■ **STATED TASK**
Transcribe the listing exactly, leaving out every picture.

■ **RECORDS FOR THE TASK**

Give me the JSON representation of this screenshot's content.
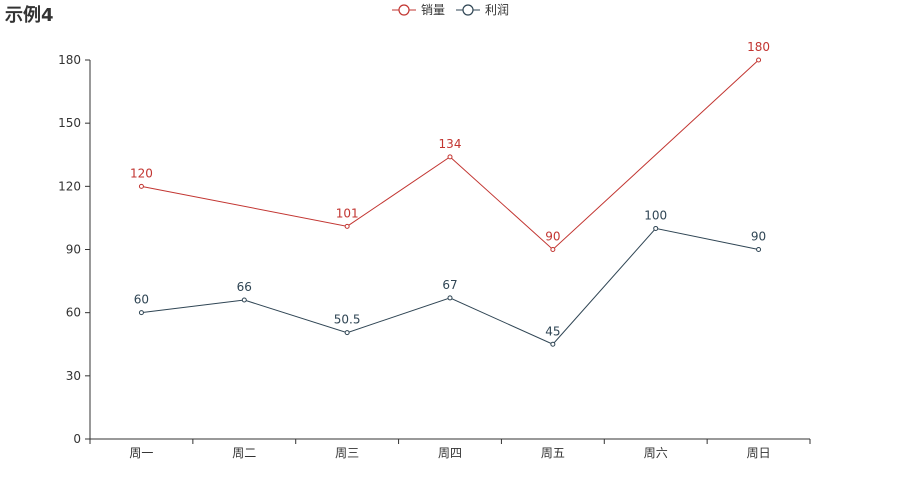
{
  "chart_data": {
    "type": "line",
    "title": "示例4",
    "categories": [
      "周一",
      "周二",
      "周三",
      "周四",
      "周五",
      "周六",
      "周日"
    ],
    "ylim": [
      0,
      180
    ],
    "yticks": [
      0,
      30,
      60,
      90,
      120,
      150,
      180
    ],
    "legend_position": "top-center",
    "grid": false,
    "series": [
      {
        "name": "销量",
        "color": "#c23531",
        "values": [
          120,
          null,
          101,
          134,
          90,
          null,
          180
        ],
        "labels": [
          "120",
          "",
          "101",
          "134",
          "90",
          "",
          "180"
        ]
      },
      {
        "name": "利润",
        "color": "#2f4554",
        "values": [
          60,
          66,
          50.5,
          67,
          45,
          100,
          90
        ],
        "labels": [
          "60",
          "66",
          "50.5",
          "67",
          "45",
          "100",
          "90"
        ]
      }
    ]
  }
}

■ **SOLUTION FOR THIS PROBLEM**
Give me the JSON representation of this screenshot's content.
{
  "chart_data": {
    "type": "line",
    "title": "示例4",
    "categories": [
      "周一",
      "周二",
      "周三",
      "周四",
      "周五",
      "周六",
      "周日"
    ],
    "ylim": [
      0,
      180
    ],
    "yticks": [
      0,
      30,
      60,
      90,
      120,
      150,
      180
    ],
    "legend_position": "top-center",
    "grid": false,
    "series": [
      {
        "name": "销量",
        "color": "#c23531",
        "values": [
          120,
          null,
          101,
          134,
          90,
          null,
          180
        ],
        "labels": [
          "120",
          "",
          "101",
          "134",
          "90",
          "",
          "180"
        ]
      },
      {
        "name": "利润",
        "color": "#2f4554",
        "values": [
          60,
          66,
          50.5,
          67,
          45,
          100,
          90
        ],
        "labels": [
          "60",
          "66",
          "50.5",
          "67",
          "45",
          "100",
          "90"
        ]
      }
    ]
  }
}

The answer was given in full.